-- START The data --

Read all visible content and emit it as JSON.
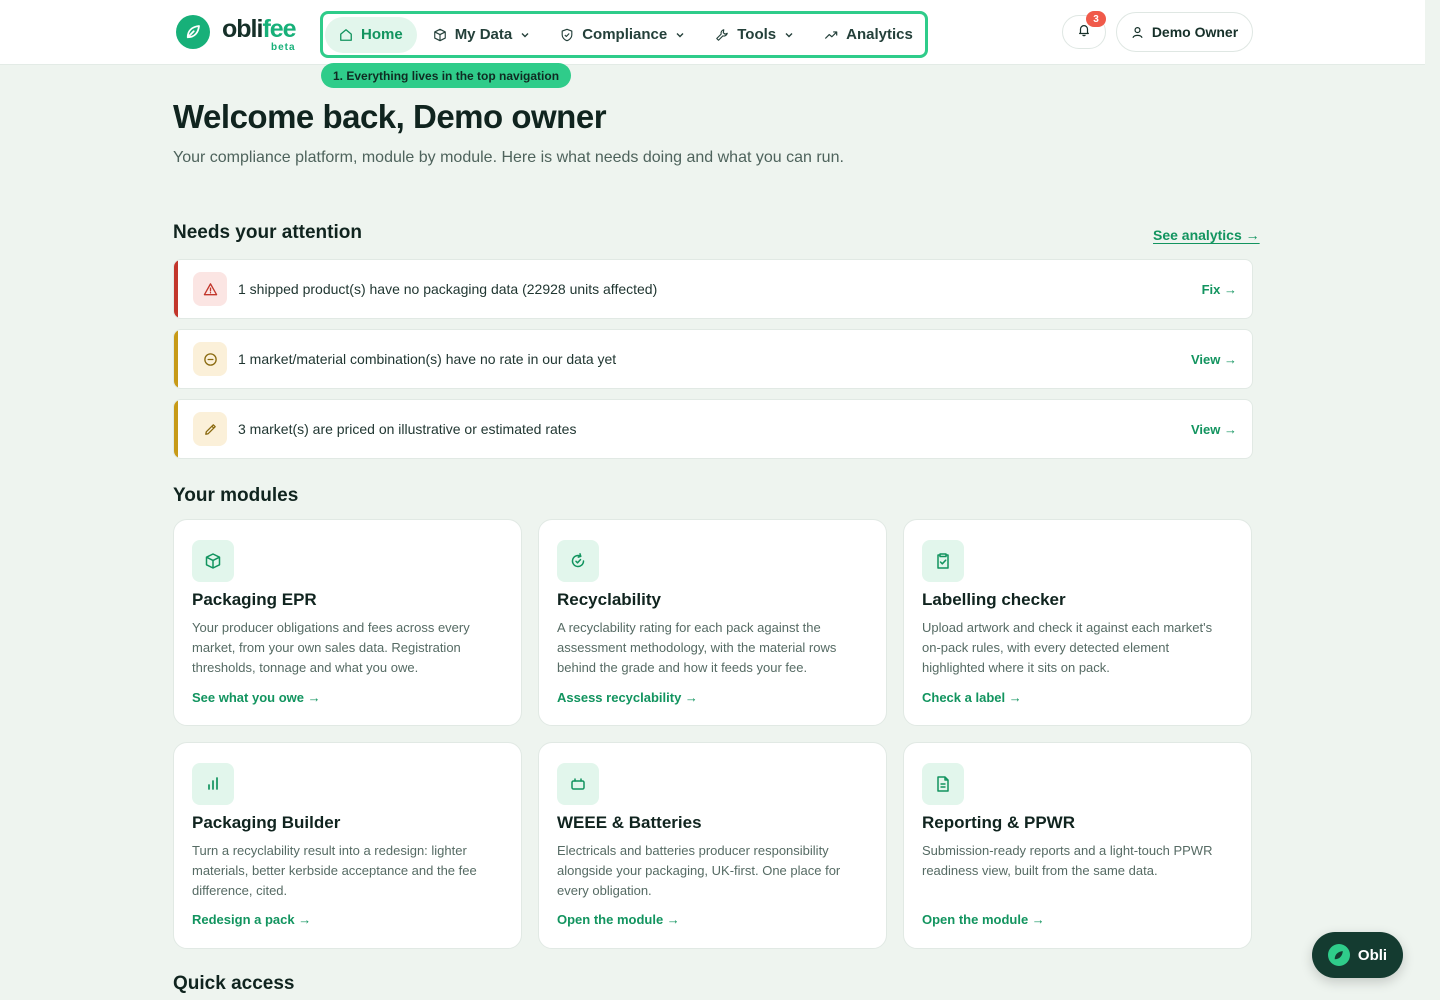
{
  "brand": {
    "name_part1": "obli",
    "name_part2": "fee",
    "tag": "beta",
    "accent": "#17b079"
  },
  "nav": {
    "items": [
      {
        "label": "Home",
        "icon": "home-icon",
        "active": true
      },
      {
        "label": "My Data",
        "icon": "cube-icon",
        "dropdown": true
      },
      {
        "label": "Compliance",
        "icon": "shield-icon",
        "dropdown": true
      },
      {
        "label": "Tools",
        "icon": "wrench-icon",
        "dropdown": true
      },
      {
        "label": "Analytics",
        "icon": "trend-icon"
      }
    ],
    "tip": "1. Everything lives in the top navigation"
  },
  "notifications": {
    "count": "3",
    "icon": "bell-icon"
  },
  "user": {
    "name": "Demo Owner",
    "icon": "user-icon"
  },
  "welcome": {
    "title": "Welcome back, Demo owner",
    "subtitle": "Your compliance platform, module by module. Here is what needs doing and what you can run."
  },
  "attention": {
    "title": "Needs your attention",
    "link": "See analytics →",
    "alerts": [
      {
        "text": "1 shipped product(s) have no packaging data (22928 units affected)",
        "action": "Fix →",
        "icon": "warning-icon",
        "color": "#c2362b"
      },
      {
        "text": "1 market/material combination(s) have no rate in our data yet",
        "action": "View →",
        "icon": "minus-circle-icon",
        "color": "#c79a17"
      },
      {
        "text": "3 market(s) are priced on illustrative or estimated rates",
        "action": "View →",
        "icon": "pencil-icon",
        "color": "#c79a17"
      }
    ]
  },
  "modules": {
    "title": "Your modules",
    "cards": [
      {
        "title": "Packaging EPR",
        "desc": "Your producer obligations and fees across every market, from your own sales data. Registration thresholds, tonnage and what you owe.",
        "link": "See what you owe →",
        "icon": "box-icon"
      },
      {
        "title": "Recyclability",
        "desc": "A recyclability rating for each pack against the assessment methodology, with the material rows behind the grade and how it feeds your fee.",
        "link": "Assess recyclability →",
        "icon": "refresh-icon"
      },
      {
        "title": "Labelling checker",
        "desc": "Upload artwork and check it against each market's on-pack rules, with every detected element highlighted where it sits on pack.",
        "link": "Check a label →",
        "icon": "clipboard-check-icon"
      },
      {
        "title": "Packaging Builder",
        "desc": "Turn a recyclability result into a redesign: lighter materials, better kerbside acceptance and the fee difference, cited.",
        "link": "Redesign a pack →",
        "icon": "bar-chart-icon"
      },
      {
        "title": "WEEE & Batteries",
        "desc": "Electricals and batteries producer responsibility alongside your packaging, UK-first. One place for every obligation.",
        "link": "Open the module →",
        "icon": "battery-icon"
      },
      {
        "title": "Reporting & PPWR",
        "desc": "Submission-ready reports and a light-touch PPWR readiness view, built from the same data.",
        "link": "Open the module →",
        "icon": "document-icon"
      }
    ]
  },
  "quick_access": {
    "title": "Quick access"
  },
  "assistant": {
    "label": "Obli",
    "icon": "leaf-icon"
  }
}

-- END The data --
-- START The data --

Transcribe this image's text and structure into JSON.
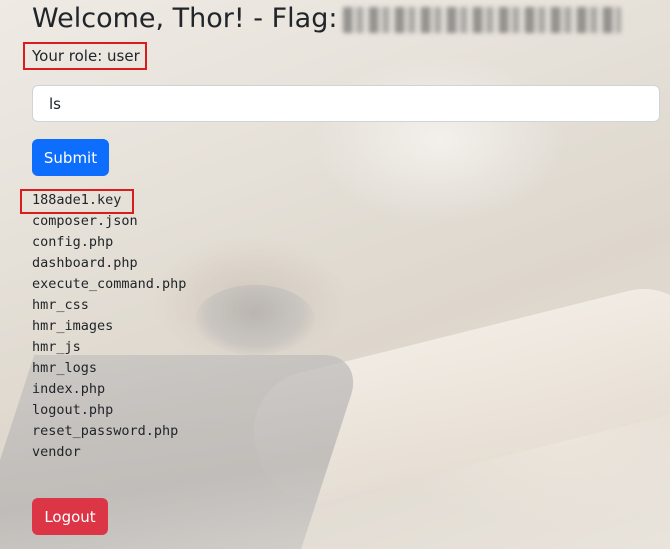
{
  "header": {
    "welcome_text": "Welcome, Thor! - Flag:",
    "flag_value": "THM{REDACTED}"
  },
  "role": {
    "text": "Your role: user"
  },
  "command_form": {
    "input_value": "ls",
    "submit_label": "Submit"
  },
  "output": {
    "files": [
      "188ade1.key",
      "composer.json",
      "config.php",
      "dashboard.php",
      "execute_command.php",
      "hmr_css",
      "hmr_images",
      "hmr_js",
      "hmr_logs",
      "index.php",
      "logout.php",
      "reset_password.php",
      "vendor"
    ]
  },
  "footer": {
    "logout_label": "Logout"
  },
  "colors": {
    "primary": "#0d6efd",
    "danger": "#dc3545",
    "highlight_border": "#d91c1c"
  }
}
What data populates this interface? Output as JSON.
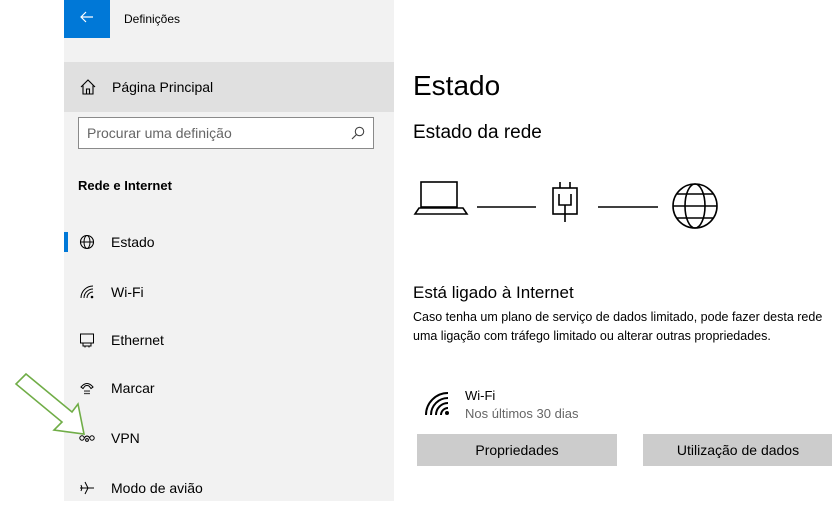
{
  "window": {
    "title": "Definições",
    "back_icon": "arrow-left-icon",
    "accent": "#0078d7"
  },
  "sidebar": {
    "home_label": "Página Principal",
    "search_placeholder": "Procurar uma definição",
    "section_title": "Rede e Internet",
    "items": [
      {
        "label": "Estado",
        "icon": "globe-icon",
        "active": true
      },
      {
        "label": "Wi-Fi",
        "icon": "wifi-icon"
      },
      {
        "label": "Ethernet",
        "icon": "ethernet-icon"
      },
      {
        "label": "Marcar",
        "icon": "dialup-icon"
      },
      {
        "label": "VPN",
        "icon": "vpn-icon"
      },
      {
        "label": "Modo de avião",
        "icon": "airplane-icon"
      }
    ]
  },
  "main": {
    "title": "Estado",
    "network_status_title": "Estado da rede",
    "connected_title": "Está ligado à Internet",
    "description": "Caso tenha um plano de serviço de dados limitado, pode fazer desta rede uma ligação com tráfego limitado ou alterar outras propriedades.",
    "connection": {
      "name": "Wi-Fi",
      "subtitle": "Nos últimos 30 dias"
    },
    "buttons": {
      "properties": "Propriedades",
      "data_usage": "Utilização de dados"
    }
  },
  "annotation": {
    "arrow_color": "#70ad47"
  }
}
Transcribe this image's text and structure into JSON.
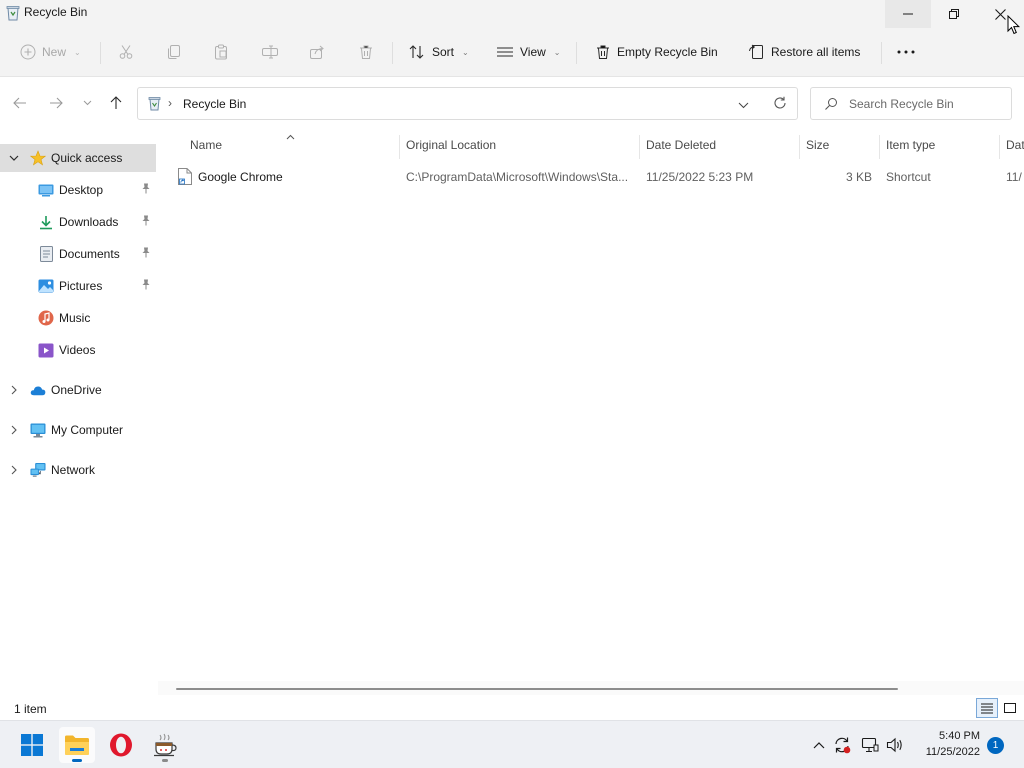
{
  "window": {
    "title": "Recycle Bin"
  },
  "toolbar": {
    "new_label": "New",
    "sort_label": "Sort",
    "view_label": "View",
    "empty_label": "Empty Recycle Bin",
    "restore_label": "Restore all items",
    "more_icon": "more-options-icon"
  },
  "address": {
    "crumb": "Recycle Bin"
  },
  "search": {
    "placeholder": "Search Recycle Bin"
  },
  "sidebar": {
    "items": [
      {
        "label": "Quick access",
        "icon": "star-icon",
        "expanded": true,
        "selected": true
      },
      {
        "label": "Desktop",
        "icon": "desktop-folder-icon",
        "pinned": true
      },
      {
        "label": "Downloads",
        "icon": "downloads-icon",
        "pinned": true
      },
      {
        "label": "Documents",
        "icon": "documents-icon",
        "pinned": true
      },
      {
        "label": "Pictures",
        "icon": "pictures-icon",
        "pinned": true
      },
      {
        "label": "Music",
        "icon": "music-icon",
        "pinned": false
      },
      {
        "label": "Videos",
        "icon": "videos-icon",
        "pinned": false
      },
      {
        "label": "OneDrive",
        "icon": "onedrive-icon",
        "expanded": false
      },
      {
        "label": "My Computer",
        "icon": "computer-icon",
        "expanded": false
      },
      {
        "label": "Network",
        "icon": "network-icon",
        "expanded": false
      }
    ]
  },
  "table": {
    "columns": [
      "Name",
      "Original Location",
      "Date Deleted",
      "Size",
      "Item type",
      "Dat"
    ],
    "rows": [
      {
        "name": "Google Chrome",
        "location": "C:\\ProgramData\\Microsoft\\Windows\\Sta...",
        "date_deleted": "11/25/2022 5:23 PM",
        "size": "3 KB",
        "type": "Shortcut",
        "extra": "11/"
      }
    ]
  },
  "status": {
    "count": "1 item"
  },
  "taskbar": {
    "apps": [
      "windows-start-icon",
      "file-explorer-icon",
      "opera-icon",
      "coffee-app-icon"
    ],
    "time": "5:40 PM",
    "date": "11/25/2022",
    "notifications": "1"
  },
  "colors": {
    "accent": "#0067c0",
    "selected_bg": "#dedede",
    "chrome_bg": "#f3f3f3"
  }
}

-- END The data --

## Written problem
Find every line that holds "rows" and copy it.

## Problem solution
        "desc": "A recyclability rating for each pack against the assessment methodology, with the material rows behind the grade and how it feeds your fee.",
    "rows": [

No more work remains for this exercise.